> _STATED GOAL_
Pull out every line with the word "this" from the entries below.

◇ ◇ ◇ ◇ ◇ ◇ ◇

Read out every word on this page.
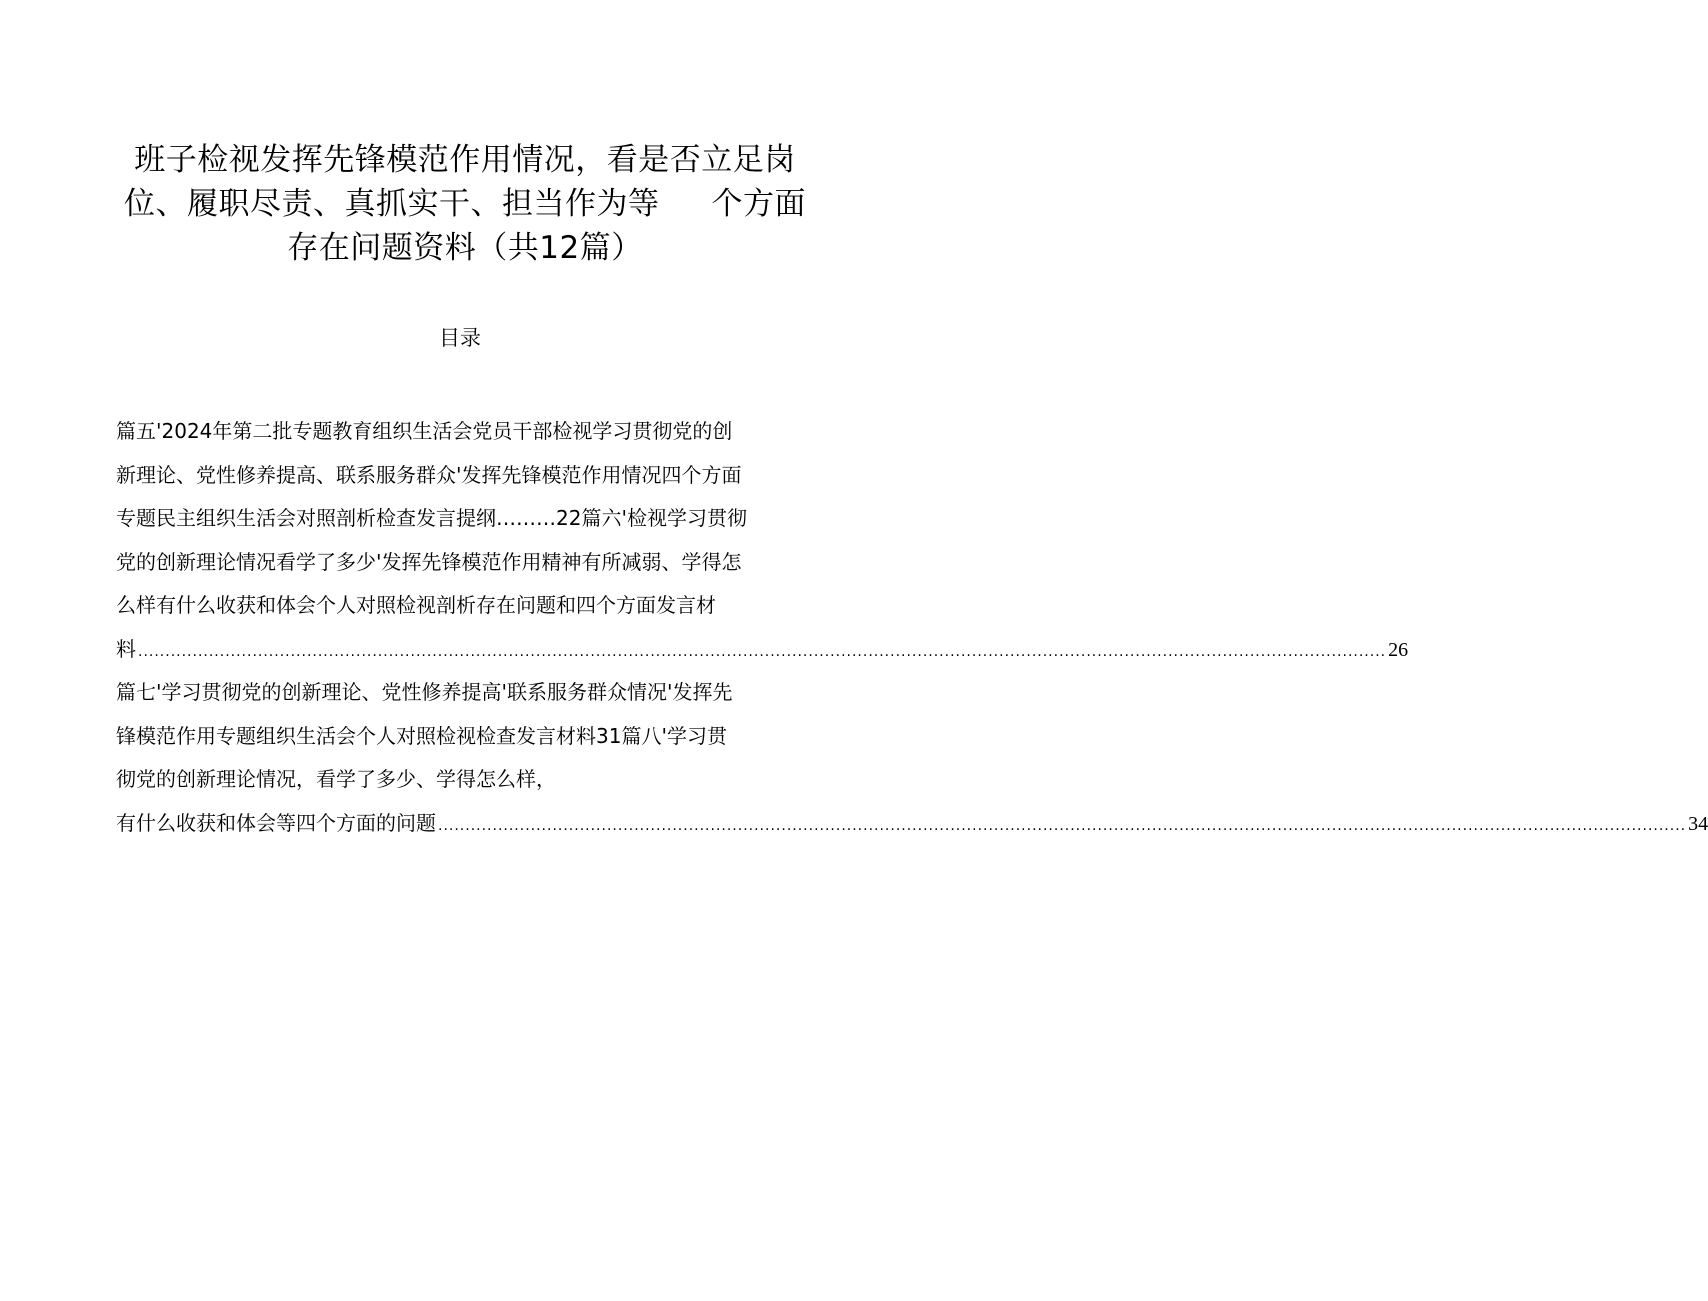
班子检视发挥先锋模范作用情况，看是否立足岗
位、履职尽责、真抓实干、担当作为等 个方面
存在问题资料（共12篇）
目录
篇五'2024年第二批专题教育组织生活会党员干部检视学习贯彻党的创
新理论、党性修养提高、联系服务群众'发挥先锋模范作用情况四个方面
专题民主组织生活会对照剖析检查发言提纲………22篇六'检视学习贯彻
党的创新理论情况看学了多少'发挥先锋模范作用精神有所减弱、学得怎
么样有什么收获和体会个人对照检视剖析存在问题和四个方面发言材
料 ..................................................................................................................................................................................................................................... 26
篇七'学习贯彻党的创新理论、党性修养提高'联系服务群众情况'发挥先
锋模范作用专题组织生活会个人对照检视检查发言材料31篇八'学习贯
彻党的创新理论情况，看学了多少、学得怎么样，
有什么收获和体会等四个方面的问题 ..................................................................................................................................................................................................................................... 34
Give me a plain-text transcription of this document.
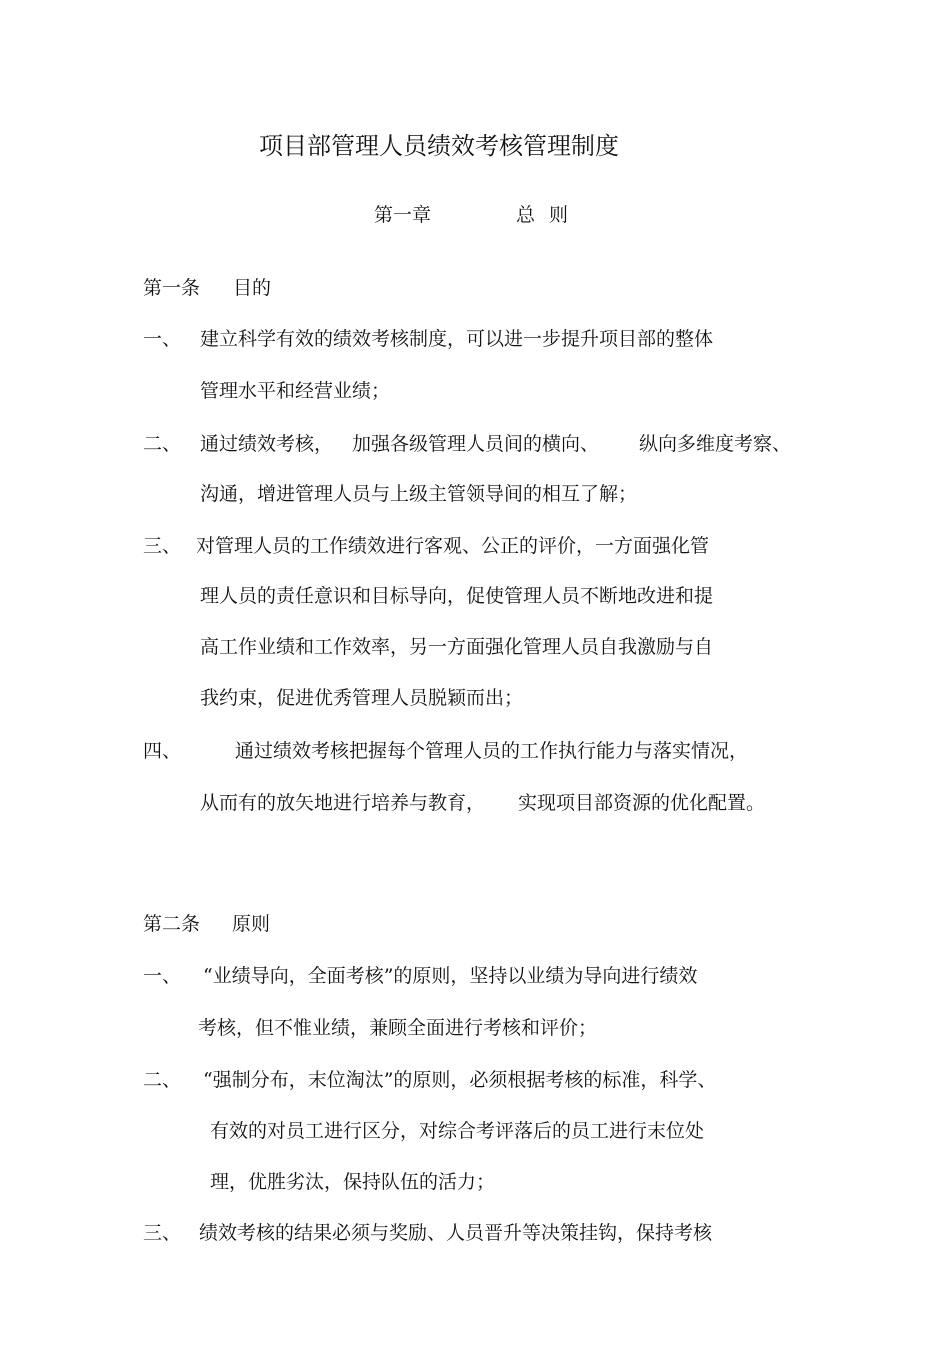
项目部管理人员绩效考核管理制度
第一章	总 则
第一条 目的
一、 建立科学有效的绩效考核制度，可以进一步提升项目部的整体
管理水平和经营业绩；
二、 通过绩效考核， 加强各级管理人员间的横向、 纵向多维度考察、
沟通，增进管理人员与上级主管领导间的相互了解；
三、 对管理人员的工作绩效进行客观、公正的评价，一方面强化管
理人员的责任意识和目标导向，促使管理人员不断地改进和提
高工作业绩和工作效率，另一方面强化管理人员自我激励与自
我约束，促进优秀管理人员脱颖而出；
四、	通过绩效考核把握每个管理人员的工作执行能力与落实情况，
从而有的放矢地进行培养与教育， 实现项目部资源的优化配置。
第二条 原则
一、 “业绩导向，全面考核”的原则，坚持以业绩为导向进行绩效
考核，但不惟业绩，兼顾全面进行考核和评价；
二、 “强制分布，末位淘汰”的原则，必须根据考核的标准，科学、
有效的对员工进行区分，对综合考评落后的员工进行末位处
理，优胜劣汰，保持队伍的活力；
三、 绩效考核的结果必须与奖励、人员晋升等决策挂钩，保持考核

◇ ◇ ◇ ◇ ◇ ◇ ◇

> _EXERCISE RESULT_
Read out every word on this page.
Give me a plain-text transcription of this document.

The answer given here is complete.